Task objective
Copy each line exactly. Drop every picture.

[Start Extracted information]

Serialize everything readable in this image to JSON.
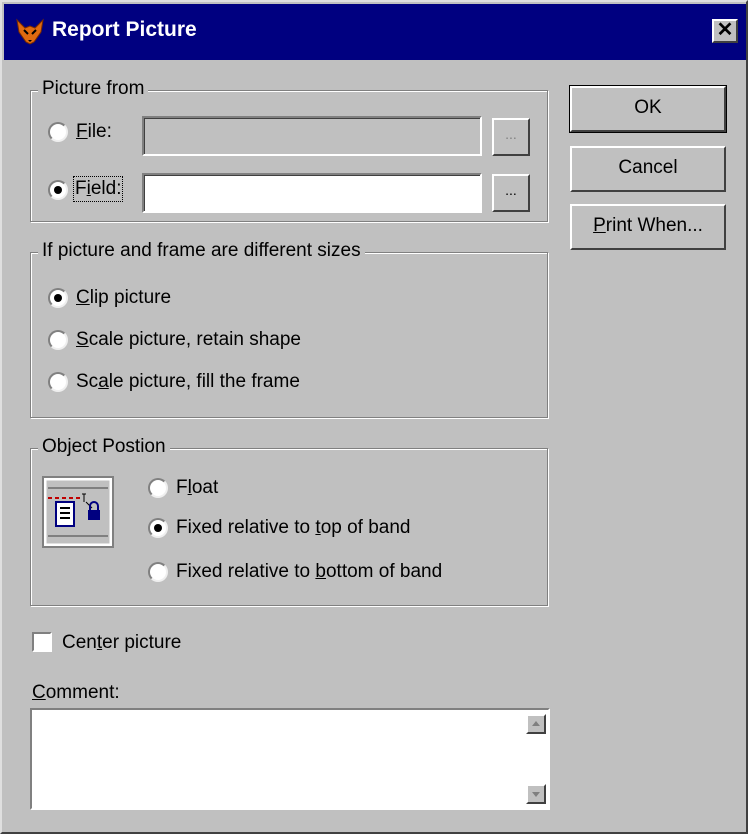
{
  "window": {
    "title": "Report Picture",
    "title_icon": "fox-app-icon",
    "close_glyph": "✕"
  },
  "picture_from": {
    "legend": "Picture from",
    "file_label": "File:",
    "field_label": "Field:",
    "file_value": "",
    "field_value": "",
    "browse_label": "...",
    "selected": "field"
  },
  "sizing": {
    "legend": "If picture and frame are different sizes",
    "options": [
      "Clip picture",
      "Scale picture, retain shape",
      "Scale picture, fill the frame"
    ],
    "selected_index": 0
  },
  "position": {
    "legend": "Object Postion",
    "options": [
      "Float",
      "Fixed relative to top of band",
      "Fixed relative to bottom of band"
    ],
    "selected_index": 1
  },
  "center_picture": {
    "label": "Center picture",
    "checked": false
  },
  "comment": {
    "label": "Comment:",
    "value": ""
  },
  "buttons": {
    "ok": "OK",
    "cancel": "Cancel",
    "print_when": "Print When..."
  }
}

[End Extracted information]

Completed exercise
Serialize everything readable in this image to JSON.
{
  "window": {
    "title": "Report Picture",
    "title_icon": "fox-app-icon",
    "close_glyph": "✕"
  },
  "picture_from": {
    "legend": "Picture from",
    "file_label": "File:",
    "field_label": "Field:",
    "file_value": "",
    "field_value": "",
    "browse_label": "...",
    "selected": "field"
  },
  "sizing": {
    "legend": "If picture and frame are different sizes",
    "options": [
      "Clip picture",
      "Scale picture, retain shape",
      "Scale picture, fill the frame"
    ],
    "selected_index": 0
  },
  "position": {
    "legend": "Object Postion",
    "options": [
      "Float",
      "Fixed relative to top of band",
      "Fixed relative to bottom of band"
    ],
    "selected_index": 1
  },
  "center_picture": {
    "label": "Center picture",
    "checked": false
  },
  "comment": {
    "label": "Comment:",
    "value": ""
  },
  "buttons": {
    "ok": "OK",
    "cancel": "Cancel",
    "print_when": "Print When..."
  }
}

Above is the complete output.